WHAT IS EXPECTED ▸ Pictures within the data are to be left out; everything else must be reproduced exactly.

________________

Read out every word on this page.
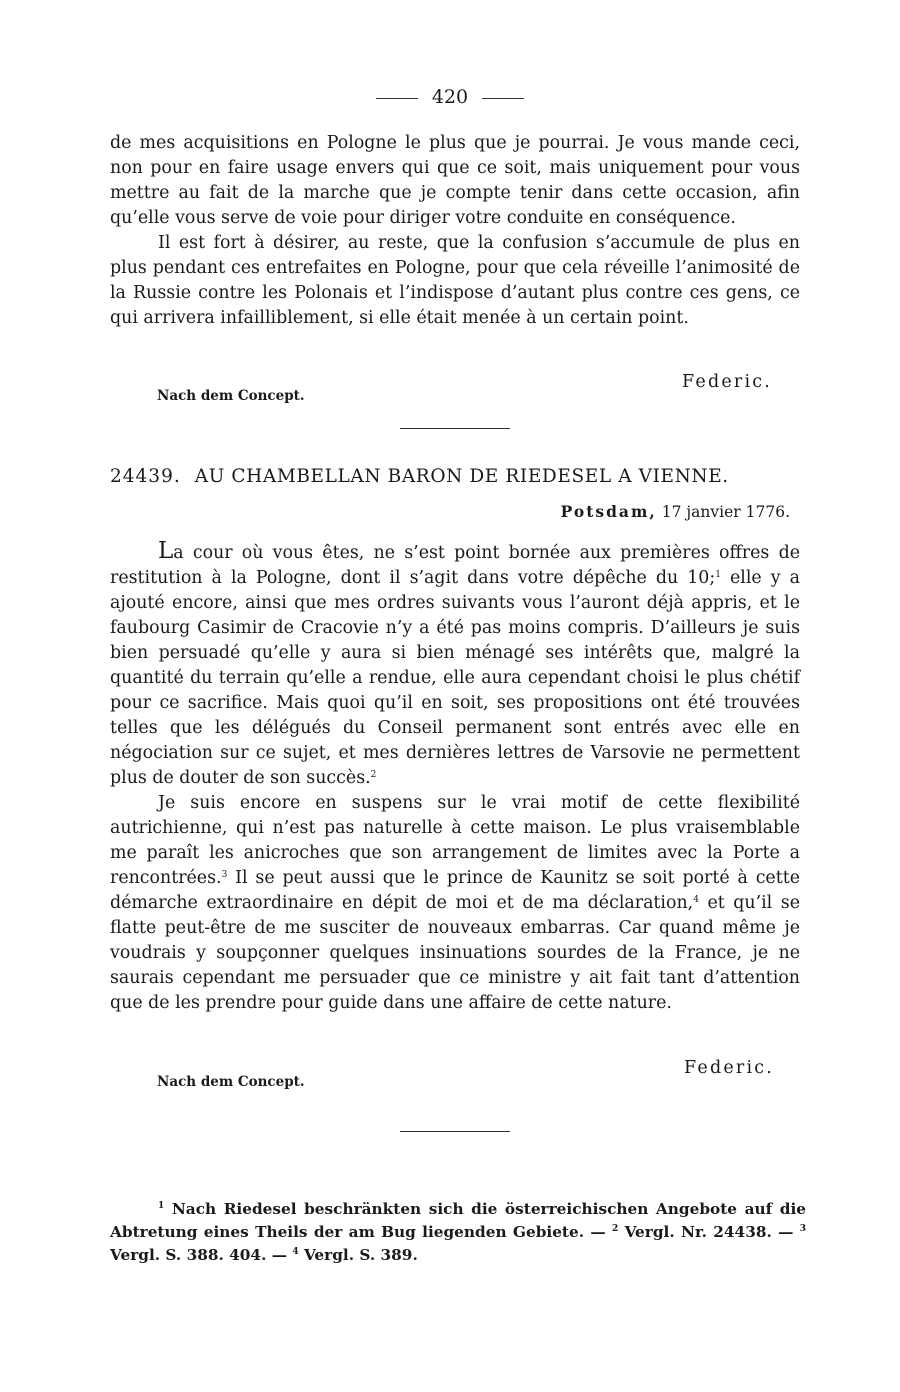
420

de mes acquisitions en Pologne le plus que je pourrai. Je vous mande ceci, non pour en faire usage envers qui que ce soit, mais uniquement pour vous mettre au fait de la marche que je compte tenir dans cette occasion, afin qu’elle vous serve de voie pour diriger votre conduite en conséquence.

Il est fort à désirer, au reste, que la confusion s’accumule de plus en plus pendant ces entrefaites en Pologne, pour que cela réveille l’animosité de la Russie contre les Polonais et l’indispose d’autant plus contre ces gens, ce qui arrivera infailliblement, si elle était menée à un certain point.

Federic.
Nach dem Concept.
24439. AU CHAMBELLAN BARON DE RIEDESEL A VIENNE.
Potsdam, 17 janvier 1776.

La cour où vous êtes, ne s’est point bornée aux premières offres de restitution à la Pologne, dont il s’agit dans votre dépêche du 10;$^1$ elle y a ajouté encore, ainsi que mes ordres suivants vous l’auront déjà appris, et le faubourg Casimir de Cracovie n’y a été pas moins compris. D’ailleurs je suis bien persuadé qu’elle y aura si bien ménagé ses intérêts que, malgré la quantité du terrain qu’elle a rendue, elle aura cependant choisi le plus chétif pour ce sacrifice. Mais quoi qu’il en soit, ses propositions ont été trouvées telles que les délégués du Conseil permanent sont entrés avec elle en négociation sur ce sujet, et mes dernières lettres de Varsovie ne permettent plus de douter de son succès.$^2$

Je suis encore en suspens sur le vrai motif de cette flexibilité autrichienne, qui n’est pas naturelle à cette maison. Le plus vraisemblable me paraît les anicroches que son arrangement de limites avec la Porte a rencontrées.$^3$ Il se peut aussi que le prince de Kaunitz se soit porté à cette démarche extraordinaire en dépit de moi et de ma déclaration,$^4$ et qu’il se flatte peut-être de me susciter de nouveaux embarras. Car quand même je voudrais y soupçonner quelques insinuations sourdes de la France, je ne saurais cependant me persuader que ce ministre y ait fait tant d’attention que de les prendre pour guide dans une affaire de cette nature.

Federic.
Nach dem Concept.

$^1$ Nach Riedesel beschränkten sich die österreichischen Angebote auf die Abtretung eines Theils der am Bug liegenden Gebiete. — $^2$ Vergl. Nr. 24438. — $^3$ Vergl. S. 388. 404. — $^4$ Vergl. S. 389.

________________

RESPONSE TO THIS EXERCISE ▸
Read out every word on this page.
420

de mes acquisitions en Pologne le plus que je pourrai. Je vous mande ceci, non pour en faire usage envers qui que ce soit, mais uniquement pour vous mettre au fait de la marche que je compte tenir dans cette occasion, afin qu’elle vous serve de voie pour diriger votre conduite en conséquence.

Il est fort à désirer, au reste, que la confusion s’accumule de plus en plus pendant ces entrefaites en Pologne, pour que cela réveille l’animosité de la Russie contre les Polonais et l’indispose d’autant plus contre ces gens, ce qui arrivera infailliblement, si elle était menée à un certain point.

Federic.
Nach dem Concept.
24439. AU CHAMBELLAN BARON DE RIEDESEL A VIENNE.
Potsdam, 17 janvier 1776.

La cour où vous êtes, ne s’est point bornée aux premières offres de restitution à la Pologne, dont il s’agit dans votre dépêche du 10;$^1$ elle y a ajouté encore, ainsi que mes ordres suivants vous l’auront déjà appris, et le faubourg Casimir de Cracovie n’y a été pas moins compris. D’ailleurs je suis bien persuadé qu’elle y aura si bien ménagé ses intérêts que, malgré la quantité du terrain qu’elle a rendue, elle aura cependant choisi le plus chétif pour ce sacrifice. Mais quoi qu’il en soit, ses propositions ont été trouvées telles que les délégués du Conseil permanent sont entrés avec elle en négociation sur ce sujet, et mes dernières lettres de Varsovie ne permettent plus de douter de son succès.$^2$

Je suis encore en suspens sur le vrai motif de cette flexibilité autrichienne, qui n’est pas naturelle à cette maison. Le plus vraisemblable me paraît les anicroches que son arrangement de limites avec la Porte a rencontrées.$^3$ Il se peut aussi que le prince de Kaunitz se soit porté à cette démarche extraordinaire en dépit de moi et de ma déclaration,$^4$ et qu’il se flatte peut-être de me susciter de nouveaux embarras. Car quand même je voudrais y soupçonner quelques insinuations sourdes de la France, je ne saurais cependant me persuader que ce ministre y ait fait tant d’attention que de les prendre pour guide dans une affaire de cette nature.

Federic.
Nach dem Concept.

$^1$ Nach Riedesel beschränkten sich die österreichischen Angebote auf die Abtretung eines Theils der am Bug liegenden Gebiete. — $^2$ Vergl. Nr. 24438. — $^3$ Vergl. S. 388. 404. — $^4$ Vergl. S. 389.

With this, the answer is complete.